Dataset records
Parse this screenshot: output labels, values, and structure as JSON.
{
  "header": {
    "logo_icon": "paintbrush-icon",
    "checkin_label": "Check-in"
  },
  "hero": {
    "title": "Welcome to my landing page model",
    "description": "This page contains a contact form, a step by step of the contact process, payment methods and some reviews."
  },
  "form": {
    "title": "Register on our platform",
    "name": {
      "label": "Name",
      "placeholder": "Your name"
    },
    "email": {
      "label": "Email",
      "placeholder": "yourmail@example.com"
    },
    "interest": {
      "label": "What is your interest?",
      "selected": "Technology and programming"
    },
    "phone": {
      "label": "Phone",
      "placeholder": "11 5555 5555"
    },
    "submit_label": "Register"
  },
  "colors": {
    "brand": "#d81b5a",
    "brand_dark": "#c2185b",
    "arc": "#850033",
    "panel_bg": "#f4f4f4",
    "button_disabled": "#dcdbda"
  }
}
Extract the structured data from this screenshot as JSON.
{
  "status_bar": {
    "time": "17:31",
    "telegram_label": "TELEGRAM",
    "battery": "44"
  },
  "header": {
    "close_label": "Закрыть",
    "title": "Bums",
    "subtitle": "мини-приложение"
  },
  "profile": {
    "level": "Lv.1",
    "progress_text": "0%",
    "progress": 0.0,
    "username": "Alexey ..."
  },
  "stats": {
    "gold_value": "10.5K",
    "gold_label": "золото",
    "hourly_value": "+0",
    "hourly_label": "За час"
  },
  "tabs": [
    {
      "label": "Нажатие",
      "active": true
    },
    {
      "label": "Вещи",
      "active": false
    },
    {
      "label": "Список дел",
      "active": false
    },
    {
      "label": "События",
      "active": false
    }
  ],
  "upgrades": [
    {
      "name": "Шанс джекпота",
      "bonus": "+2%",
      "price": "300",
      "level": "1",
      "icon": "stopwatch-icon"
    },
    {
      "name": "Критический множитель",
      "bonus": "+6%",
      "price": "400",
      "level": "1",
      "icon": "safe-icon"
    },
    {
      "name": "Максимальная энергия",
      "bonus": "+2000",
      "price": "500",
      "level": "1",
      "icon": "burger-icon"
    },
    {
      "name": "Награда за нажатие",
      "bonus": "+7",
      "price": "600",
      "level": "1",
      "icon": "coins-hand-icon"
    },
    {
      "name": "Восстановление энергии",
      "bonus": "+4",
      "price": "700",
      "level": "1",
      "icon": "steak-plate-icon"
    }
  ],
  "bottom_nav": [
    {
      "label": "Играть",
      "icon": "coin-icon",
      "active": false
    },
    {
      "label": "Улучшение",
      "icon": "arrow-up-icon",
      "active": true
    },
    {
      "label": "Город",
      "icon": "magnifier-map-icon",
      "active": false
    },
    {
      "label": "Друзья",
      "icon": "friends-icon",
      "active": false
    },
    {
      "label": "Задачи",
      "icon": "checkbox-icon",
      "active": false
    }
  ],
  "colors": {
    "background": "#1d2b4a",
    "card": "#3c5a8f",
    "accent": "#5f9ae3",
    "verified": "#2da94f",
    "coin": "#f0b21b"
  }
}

* Work required
Copy each line of the data exactly, leaving nothing out.

* The response
Parse this screenshot: output labels, values, and structure as JSON.
{
  "header": {
    "logo_icon": "paintbrush-icon",
    "checkin_label": "Check-in"
  },
  "hero": {
    "title": "Welcome to my landing page model",
    "description": "This page contains a contact form, a step by step of the contact process, payment methods and some reviews."
  },
  "form": {
    "title": "Register on our platform",
    "name": {
      "label": "Name",
      "placeholder": "Your name"
    },
    "email": {
      "label": "Email",
      "placeholder": "yourmail@example.com"
    },
    "interest": {
      "label": "What is your interest?",
      "selected": "Technology and programming"
    },
    "phone": {
      "label": "Phone",
      "placeholder": "11 5555 5555"
    },
    "submit_label": "Register"
  },
  "colors": {
    "brand": "#d81b5a",
    "brand_dark": "#c2185b",
    "arc": "#850033",
    "panel_bg": "#f4f4f4",
    "button_disabled": "#dcdbda"
  }
}
Extract the structured data from this screenshot as JSON.
{
  "status_bar": {
    "time": "17:31",
    "telegram_label": "TELEGRAM",
    "battery": "44"
  },
  "header": {
    "close_label": "Закрыть",
    "title": "Bums",
    "subtitle": "мини-приложение"
  },
  "profile": {
    "level": "Lv.1",
    "progress_text": "0%",
    "progress": 0.0,
    "username": "Alexey ..."
  },
  "stats": {
    "gold_value": "10.5K",
    "gold_label": "золото",
    "hourly_value": "+0",
    "hourly_label": "За час"
  },
  "tabs": [
    {
      "label": "Нажатие",
      "active": true
    },
    {
      "label": "Вещи",
      "active": false
    },
    {
      "label": "Список дел",
      "active": false
    },
    {
      "label": "События",
      "active": false
    }
  ],
  "upgrades": [
    {
      "name": "Шанс джекпота",
      "bonus": "+2%",
      "price": "300",
      "level": "1",
      "icon": "stopwatch-icon"
    },
    {
      "name": "Критический множитель",
      "bonus": "+6%",
      "price": "400",
      "level": "1",
      "icon": "safe-icon"
    },
    {
      "name": "Максимальная энергия",
      "bonus": "+2000",
      "price": "500",
      "level": "1",
      "icon": "burger-icon"
    },
    {
      "name": "Награда за нажатие",
      "bonus": "+7",
      "price": "600",
      "level": "1",
      "icon": "coins-hand-icon"
    },
    {
      "name": "Восстановление энергии",
      "bonus": "+4",
      "price": "700",
      "level": "1",
      "icon": "steak-plate-icon"
    }
  ],
  "bottom_nav": [
    {
      "label": "Играть",
      "icon": "coin-icon",
      "active": false
    },
    {
      "label": "Улучшение",
      "icon": "arrow-up-icon",
      "active": true
    },
    {
      "label": "Город",
      "icon": "magnifier-map-icon",
      "active": false
    },
    {
      "label": "Друзья",
      "icon": "friends-icon",
      "active": false
    },
    {
      "label": "Задачи",
      "icon": "checkbox-icon",
      "active": false
    }
  ],
  "colors": {
    "background": "#1d2b4a",
    "card": "#3c5a8f",
    "accent": "#5f9ae3",
    "verified": "#2da94f",
    "coin": "#f0b21b"
  }
}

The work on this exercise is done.